Enunciado 1
Copie sem alterações as entradas, do início delas até a linha que contém "icon-rail: C — [0, 21, 97, 1059]", incluindo essa linha.
══ Trecho selecionado ══
LEGISLAÇÕES ESTADUAIS COM CRITÉRIOS DISTINTOS PARA A PRODUÇÃO DE TILÁPIA NA REGIÃO HIDROGRÁFICA TOCANTINSARAGUAIA: UMA REFLEXÃO ACERCA DOS EFEITOS PRÁTICOS.!

LEGISLAÇÕES ESTADUAIS COM CRITÉRIOS DISTINTOS PARA A PRODUÇÃO DE TILÁPIA NA REGIÃO HIDROGRÁFICA TOCANTINSARAGUAIA: UMA REFLEXÃO ACERCA DOS EFEITOS PRÁTICOS.

                                                                                               Por Marcos Ferreira Brabo*

Um dos maiores tabus quando se trata de aquicultura na Amazônia é a produção de espécies exóticas e seus possíveis impactos ambientais no caso do estabelecimento de populações em corpos hídricos do bioma. Neste cenário, a tilápia-do-Nilo Oreochromis niloticus é sempre o centro das discussões, com os entusiastas prevendo um cenário econômico extremamente favorável a partir da combinação das privilegiadas condições naturais da região com as características zootécnicas e mercadológicas da espécie, enquanto os opositores temem pelo comprometimento da biodiversidade local e até por uma influência negativa na pesca, em termos produtivos ou de rentabilidade. 


Na esfera federal, as principais legislações que tratam sobre o assunto são: a Portaria do Instituto Brasileiro de Meio Ambiente e Recursos Naturais Renováveis (IBAMA) n° 145 de 29 de outubro de 1998, que estabelece normas para introdução, reintrodução e transferência de peixes, crustáceos, moluscos e macrófitas aquáticas para fins de aquicultura, inclusive com anexos que listam as espécies detectadas por bacia hidrográfica; a Portaria IBAMA n° 27 de 22 de maio de 2003, que altera a redação do anexo II da Portaria n° 145 de 1998; e a Resolução do Conselho Nacional de Meio Ambiente (CONAMA) n° 413 de 26 de julho de 2009, que dispõe sobre o licenciamento ambiental da aquicultura no território brasileiro (BRASIL, 1998; 2003a; 2009).

A Portaria IBAMA n° 145 de 1998, definiu o termo “espécie exótica” em seu Artigo 2° como: “espécie de origem e ocorrência natural somente em águas de outros países, quer tenha ou não já sido introduzida em águas brasileiras”. Mais recentemente, a Resolução CONAMA n° 413 de 2009, em seu Artigo 3° também apresentou uma definição para “espécie exótica”, inclusive agregando-a ao termo “espécie alóctone”, e assim considerou “espécie alóctone ou exótica” como: “a espécie que não ocorre ou não ocorreu naturalmente na Unidade Geográfica Referencial (UGR) considerada” (BRASIL, 1998; 2009).
═══
══ Dados de entrada ══
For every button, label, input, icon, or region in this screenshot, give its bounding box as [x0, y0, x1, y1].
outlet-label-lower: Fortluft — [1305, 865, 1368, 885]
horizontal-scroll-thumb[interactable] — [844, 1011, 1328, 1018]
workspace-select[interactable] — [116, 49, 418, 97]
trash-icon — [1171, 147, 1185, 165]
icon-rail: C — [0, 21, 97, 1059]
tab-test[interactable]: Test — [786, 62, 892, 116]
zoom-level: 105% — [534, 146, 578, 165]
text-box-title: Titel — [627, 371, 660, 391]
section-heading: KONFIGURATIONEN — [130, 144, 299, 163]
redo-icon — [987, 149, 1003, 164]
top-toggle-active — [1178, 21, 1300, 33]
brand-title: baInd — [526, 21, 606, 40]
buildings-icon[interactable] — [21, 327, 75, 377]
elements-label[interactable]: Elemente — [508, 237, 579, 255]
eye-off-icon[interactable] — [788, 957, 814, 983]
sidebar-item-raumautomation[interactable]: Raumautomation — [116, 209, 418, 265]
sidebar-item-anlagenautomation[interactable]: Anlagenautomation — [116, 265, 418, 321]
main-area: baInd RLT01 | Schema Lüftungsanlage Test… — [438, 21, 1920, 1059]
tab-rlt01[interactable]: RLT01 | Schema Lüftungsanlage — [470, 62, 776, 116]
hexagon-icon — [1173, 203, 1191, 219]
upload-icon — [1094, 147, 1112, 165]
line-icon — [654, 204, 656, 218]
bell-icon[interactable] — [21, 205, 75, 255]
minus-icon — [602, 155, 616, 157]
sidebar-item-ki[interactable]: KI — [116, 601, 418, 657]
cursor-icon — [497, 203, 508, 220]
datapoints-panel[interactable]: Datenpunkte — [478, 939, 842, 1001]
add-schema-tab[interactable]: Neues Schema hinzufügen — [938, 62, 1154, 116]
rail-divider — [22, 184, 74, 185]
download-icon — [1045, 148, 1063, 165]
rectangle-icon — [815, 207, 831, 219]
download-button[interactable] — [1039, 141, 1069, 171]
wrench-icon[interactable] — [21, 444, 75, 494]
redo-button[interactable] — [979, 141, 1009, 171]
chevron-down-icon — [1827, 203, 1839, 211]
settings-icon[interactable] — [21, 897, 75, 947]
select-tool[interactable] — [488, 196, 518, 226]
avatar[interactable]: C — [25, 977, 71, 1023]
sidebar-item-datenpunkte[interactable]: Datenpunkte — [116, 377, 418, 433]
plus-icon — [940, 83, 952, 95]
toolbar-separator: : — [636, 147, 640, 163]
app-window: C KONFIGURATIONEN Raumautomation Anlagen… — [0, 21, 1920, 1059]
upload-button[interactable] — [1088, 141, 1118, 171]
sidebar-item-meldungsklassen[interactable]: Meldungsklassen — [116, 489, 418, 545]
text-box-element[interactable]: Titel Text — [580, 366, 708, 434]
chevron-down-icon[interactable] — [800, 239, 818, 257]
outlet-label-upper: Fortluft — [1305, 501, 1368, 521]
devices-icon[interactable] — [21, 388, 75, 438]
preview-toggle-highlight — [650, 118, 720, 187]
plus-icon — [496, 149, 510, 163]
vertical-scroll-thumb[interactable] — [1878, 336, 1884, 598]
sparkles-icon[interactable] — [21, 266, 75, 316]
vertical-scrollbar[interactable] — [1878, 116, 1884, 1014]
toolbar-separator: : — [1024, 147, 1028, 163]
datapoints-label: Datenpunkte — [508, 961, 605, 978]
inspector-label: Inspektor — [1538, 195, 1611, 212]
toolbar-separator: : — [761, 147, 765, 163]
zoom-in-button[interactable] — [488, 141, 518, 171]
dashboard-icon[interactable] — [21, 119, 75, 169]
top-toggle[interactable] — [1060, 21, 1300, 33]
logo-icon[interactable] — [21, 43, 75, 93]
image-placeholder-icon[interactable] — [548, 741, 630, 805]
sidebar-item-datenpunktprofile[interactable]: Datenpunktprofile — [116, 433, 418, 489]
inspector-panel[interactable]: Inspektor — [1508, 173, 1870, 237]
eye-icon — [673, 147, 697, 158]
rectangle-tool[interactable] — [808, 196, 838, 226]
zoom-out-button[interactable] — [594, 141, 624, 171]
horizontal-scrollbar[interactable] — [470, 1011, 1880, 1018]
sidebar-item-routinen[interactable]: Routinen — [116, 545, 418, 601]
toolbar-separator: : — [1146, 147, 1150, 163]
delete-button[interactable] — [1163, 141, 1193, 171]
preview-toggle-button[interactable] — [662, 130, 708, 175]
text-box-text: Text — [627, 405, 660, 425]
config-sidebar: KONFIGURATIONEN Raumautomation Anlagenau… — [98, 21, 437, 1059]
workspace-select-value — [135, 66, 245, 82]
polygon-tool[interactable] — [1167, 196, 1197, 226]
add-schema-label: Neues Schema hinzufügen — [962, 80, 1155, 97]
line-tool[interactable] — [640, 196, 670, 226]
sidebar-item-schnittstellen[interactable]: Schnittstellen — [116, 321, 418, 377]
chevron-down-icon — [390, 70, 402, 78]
═══
Enunciado 2
Traduza para o inglês esta frase do texto sobre a produção de tilápia: "Um dos maiores tabus quando se trata de aquicultura na Amazônia é a produção de espécies exóticas e seus possíveis impactos ambientais no caso do estabelecimento de populações em corpos hídricos do bioma."

Resposta completa 1
For every button, label, input, icon, or region in this screenshot, give its bounding box as [x0, y0, x1, y1].
outlet-label-lower: Fortluft — [1305, 865, 1368, 885]
horizontal-scroll-thumb[interactable] — [844, 1011, 1328, 1018]
workspace-select[interactable] — [116, 49, 418, 97]
trash-icon — [1171, 147, 1185, 165]
icon-rail: C — [0, 21, 97, 1059]

Resposta completa 2
One of the greatest taboos when it comes to aquaculture in the Amazon is the farming of exotic species and their possible environmental impacts if populations become established in the biome's bodies of water.